> _Exercise details_
Report only the number of lines in this material that include the string "Based".

Data entries
BEGIN

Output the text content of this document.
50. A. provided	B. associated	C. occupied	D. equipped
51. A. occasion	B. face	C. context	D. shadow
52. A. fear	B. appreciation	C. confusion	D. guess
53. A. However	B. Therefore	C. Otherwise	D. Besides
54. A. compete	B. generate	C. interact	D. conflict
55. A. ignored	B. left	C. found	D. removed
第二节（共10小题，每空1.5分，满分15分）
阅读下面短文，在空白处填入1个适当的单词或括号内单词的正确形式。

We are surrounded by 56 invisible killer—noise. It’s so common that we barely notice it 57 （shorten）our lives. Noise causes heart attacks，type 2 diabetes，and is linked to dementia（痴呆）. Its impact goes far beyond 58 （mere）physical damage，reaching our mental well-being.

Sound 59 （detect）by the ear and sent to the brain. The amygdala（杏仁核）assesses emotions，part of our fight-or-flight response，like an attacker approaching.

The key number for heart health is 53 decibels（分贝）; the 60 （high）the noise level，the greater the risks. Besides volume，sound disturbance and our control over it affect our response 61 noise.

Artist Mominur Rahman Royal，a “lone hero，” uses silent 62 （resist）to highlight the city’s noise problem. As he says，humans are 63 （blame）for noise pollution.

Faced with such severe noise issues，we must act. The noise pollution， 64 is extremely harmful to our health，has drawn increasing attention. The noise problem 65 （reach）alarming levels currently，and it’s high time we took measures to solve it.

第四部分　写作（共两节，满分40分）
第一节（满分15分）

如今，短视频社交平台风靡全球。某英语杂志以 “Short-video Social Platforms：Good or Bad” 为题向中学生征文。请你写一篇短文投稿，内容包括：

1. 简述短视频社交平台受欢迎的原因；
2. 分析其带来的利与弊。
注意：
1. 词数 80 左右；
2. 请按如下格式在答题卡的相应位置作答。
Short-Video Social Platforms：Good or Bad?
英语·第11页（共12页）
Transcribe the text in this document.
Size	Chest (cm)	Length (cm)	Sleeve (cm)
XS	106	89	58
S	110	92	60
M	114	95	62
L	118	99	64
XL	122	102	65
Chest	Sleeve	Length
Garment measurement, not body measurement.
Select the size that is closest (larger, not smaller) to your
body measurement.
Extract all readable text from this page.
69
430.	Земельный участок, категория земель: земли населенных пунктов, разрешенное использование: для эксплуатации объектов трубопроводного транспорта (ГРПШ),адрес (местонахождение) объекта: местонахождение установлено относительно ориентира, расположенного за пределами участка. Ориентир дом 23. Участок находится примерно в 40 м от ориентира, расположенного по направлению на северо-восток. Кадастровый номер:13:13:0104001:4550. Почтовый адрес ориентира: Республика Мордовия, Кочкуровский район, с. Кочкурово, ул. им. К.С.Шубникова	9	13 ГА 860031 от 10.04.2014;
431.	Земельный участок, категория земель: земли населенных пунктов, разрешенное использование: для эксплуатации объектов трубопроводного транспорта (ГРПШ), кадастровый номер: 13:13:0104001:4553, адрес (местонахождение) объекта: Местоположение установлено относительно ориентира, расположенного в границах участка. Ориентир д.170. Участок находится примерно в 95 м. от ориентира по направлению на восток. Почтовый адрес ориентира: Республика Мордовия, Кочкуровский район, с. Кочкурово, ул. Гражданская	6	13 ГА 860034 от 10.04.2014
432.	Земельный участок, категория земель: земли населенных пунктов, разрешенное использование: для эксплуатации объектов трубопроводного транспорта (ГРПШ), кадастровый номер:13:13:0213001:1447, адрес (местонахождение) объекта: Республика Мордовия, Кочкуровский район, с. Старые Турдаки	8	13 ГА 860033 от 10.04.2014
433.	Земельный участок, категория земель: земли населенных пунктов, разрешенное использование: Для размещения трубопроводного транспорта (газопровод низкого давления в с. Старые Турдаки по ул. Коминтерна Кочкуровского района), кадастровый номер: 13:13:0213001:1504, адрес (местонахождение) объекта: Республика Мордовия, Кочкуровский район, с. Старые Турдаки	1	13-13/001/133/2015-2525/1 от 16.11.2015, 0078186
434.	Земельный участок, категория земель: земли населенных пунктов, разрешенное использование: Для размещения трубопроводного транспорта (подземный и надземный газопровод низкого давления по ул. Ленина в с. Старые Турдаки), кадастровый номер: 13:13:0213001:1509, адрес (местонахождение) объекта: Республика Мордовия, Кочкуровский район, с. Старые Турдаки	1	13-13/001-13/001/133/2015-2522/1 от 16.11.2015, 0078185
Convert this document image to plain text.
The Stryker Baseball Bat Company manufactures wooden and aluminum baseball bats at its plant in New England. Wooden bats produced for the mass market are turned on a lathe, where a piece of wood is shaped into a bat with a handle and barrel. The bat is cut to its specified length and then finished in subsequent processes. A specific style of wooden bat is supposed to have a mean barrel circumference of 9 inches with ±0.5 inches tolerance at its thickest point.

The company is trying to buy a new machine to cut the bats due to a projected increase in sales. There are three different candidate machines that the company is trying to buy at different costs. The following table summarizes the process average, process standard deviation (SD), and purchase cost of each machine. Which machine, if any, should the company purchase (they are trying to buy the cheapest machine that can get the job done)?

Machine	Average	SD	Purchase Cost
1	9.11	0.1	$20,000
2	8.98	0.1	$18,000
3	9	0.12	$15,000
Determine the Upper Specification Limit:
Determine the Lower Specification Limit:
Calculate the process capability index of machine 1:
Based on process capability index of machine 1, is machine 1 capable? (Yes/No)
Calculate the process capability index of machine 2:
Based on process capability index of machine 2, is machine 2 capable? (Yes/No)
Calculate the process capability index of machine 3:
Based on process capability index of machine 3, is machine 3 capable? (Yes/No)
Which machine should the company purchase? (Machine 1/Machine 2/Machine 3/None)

END

> _Output below_
3